* **OBJECTIF 1**:
Reproduisez intégralement, sans la moindre modification, le texte de procédure sur le refus d'admission sur le territoire français au titre de l'asile.

* **TEXTE FOURNI**:
*-*-*
Vu la procédure suivante :
Procédure contentieuse antérieure :
M. G... B... a demandé au tribunal administratif de Paris d'annuler l'arrêté du 22 novembre 2021 par lequel le ministre de l'intérieur a refusé de l'admettre sur le territoire français au titre de l'asile.
Par un jugement n° 2124986/8 du 25 novembre 2021, le tribunal administratif de Paris a rejeté sa demande.
Procédure devant la cour :
Par une requête enregistrée le 22 décembre 2021, M. B..., représenté par Me Djemaoun, demande à la cour :
1°) de l'admettre provisoirement au bénéfice de l'aide juridictionnelle ;
2°) d'annuler le jugement du 25 novembre 2021 ;
3°) d'enjoindre au ministre de l'intérieur de l'autoriser à entrer sur le territoire national, d'enregistrer sa demande d'asile en procédure normale et de lui délivrer une attestation de demande d'asile dans le délai de trois jours ;
4°) de mettre à la charge de l'État la somme de 1 200 euros à verser à son conseil, au titre des dispositions de l'article L. 761-1 du code de justice administrative et de l'article 37 de la loi du 10 juillet 1991.
*-*-*
* **CONTENU DES DONNÉES**:

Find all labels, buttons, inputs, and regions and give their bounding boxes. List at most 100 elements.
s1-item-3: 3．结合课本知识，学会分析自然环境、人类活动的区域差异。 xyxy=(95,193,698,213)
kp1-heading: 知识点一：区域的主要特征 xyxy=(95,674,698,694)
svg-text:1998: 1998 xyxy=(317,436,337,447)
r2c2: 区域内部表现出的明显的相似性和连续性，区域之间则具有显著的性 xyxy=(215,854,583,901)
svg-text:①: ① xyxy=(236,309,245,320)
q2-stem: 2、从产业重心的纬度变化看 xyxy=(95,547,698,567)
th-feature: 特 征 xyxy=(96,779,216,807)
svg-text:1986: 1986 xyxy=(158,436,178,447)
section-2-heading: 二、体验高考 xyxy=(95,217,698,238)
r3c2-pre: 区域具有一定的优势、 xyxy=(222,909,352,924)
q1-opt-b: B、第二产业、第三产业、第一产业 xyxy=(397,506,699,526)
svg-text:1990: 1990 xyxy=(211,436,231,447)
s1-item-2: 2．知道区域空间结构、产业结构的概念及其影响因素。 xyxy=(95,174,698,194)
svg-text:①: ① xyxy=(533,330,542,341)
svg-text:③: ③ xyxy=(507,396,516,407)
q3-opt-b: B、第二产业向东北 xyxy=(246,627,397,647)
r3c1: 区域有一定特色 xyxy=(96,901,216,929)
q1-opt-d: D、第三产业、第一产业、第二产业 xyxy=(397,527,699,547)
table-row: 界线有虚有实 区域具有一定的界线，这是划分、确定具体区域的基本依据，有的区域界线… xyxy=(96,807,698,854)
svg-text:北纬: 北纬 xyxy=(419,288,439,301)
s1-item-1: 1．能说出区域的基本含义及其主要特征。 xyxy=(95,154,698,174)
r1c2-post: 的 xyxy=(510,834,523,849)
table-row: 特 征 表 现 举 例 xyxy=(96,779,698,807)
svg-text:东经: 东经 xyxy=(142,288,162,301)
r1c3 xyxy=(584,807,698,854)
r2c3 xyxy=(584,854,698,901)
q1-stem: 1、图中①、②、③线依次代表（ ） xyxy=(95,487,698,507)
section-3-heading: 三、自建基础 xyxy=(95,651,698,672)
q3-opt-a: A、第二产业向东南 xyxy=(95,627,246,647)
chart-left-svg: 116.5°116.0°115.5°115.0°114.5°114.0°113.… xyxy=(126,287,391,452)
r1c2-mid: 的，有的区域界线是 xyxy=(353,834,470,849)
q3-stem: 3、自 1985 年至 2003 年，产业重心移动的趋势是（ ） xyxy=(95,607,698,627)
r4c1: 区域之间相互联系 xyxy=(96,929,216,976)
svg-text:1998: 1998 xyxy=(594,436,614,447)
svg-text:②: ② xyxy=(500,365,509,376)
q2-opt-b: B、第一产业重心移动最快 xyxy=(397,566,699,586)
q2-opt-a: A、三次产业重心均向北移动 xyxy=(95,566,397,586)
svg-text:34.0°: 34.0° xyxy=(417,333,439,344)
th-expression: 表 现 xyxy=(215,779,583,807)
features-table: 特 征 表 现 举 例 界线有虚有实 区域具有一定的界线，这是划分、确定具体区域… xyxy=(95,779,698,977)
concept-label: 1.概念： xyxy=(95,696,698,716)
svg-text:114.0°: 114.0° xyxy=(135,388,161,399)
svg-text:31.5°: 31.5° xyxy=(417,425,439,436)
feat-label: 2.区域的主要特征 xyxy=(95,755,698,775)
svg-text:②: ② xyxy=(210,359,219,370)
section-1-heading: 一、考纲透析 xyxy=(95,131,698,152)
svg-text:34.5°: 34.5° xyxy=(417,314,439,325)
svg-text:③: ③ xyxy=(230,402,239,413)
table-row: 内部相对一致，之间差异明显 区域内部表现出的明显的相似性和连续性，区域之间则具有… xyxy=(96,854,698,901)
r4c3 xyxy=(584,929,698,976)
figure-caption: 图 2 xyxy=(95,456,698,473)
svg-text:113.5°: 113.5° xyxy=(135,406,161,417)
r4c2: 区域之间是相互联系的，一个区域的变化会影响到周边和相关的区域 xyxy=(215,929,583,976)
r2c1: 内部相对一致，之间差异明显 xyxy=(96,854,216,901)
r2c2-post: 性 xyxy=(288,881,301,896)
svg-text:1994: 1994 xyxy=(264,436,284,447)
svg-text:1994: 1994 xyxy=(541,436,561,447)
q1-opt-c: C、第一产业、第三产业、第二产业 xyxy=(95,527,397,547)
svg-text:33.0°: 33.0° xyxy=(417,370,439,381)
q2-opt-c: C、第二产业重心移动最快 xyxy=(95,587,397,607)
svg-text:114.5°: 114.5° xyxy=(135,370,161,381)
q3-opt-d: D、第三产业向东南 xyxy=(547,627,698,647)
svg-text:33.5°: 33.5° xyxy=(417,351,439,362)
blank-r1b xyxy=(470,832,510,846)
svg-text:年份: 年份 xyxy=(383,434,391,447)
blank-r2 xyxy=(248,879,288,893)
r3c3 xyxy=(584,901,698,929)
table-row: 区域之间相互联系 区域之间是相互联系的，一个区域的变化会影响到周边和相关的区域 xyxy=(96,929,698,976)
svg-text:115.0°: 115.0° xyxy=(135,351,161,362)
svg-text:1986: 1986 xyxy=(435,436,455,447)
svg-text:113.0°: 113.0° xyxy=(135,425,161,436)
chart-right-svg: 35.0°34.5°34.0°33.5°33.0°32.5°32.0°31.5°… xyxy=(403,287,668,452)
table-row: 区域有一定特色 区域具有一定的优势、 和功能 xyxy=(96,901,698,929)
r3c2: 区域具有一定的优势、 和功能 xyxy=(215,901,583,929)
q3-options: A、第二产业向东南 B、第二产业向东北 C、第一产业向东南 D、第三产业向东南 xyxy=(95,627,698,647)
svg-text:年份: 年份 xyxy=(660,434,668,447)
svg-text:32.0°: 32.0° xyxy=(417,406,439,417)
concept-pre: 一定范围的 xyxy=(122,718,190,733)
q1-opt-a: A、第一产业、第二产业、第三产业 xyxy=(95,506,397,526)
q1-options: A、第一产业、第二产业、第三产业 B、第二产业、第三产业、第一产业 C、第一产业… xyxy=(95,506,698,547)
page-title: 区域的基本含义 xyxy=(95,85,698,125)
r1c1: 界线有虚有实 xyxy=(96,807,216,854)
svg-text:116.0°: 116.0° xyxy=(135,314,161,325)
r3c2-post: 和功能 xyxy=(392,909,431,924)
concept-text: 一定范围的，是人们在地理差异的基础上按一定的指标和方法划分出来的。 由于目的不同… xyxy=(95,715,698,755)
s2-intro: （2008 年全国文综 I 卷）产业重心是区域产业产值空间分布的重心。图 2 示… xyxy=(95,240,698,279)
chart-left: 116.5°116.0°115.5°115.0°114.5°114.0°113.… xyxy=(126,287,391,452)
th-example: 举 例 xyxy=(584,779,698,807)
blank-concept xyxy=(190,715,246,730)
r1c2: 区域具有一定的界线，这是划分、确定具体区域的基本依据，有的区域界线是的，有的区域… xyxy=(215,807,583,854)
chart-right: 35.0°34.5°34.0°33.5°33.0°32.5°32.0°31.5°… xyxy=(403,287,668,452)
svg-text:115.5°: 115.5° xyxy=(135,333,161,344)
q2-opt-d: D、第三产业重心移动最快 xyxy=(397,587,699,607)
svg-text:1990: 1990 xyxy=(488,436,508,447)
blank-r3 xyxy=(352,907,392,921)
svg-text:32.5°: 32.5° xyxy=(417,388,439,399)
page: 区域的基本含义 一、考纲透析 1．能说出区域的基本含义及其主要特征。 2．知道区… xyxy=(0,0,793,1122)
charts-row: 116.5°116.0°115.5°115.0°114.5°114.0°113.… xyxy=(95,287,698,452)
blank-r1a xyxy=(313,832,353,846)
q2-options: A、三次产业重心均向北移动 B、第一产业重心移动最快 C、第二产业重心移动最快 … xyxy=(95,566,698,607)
*-*-*
* **OBJECTIF 2**:
Remplacez "第二产业" par "工业部门" dans le listing, de sa première ligne jusqu'à celle qui contient "q1-opt-d: D、第三产业、第一产业、第二产业 xyxy=(397,527,699,547)" incluse. Redonnez uniquement ces lignes, tout le reste inchangé.

* **RÉPONSE RÉDIGÉE 1**:
Vu la procédure suivante :
Procédure contentieuse antérieure :
M. G... B... a demandé au tribunal administratif de Paris d'annuler l'arrêté du 22 novembre 2021 par lequel le ministre de l'intérieur a refusé de l'admettre sur le territoire français au titre de l'asile.
Par un jugement n° 2124986/8 du 25 novembre 2021, le tribunal administratif de Paris a rejeté sa demande.
Procédure devant la cour :
Par une requête enregistrée le 22 décembre 2021, M. B..., représenté par Me Djemaoun, demande à la cour :
1°) de l'admettre provisoirement au bénéfice de l'aide juridictionnelle ;
2°) d'annuler le jugement du 25 novembre 2021 ;
3°) d'enjoindre au ministre de l'intérieur de l'autoriser à entrer sur le territoire national, d'enregistrer sa demande d'asile en procédure normale et de lui délivrer une attestation de demande d'asile dans le délai de trois jours ;
4°) de mettre à la charge de l'État la somme de 1 200 euros à verser à son conseil, au titre des dispositions de l'article L. 761-1 du code de justice administrative et de l'article 37 de la loi du 10 juillet 1991.

* **RÉPONSE RÉDIGÉE 2**:
Find all labels, buttons, inputs, and regions and give their bounding boxes. List at most 100 elements.
s1-item-3: 3．结合课本知识，学会分析自然环境、人类活动的区域差异。 xyxy=(95,193,698,213)
kp1-heading: 知识点一：区域的主要特征 xyxy=(95,674,698,694)
svg-text:1998: 1998 xyxy=(317,436,337,447)
r2c2: 区域内部表现出的明显的相似性和连续性，区域之间则具有显著的性 xyxy=(215,854,583,901)
svg-text:①: ① xyxy=(236,309,245,320)
q2-stem: 2、从产业重心的纬度变化看 xyxy=(95,547,698,567)
th-feature: 特 征 xyxy=(96,779,216,807)
svg-text:1986: 1986 xyxy=(158,436,178,447)
section-2-heading: 二、体验高考 xyxy=(95,217,698,238)
r3c2-pre: 区域具有一定的优势、 xyxy=(222,909,352,924)
q1-opt-b: B、工业部门、第三产业、第一产业 xyxy=(397,506,699,526)
svg-text:1990: 1990 xyxy=(211,436,231,447)
s1-item-2: 2．知道区域空间结构、产业结构的概念及其影响因素。 xyxy=(95,174,698,194)
svg-text:①: ① xyxy=(533,330,542,341)
svg-text:③: ③ xyxy=(507,396,516,407)
q3-opt-b: B、工业部门向东北 xyxy=(246,627,397,647)
r3c1: 区域有一定特色 xyxy=(96,901,216,929)
q1-opt-d: D、第三产业、第一产业、工业部门 xyxy=(397,527,699,547)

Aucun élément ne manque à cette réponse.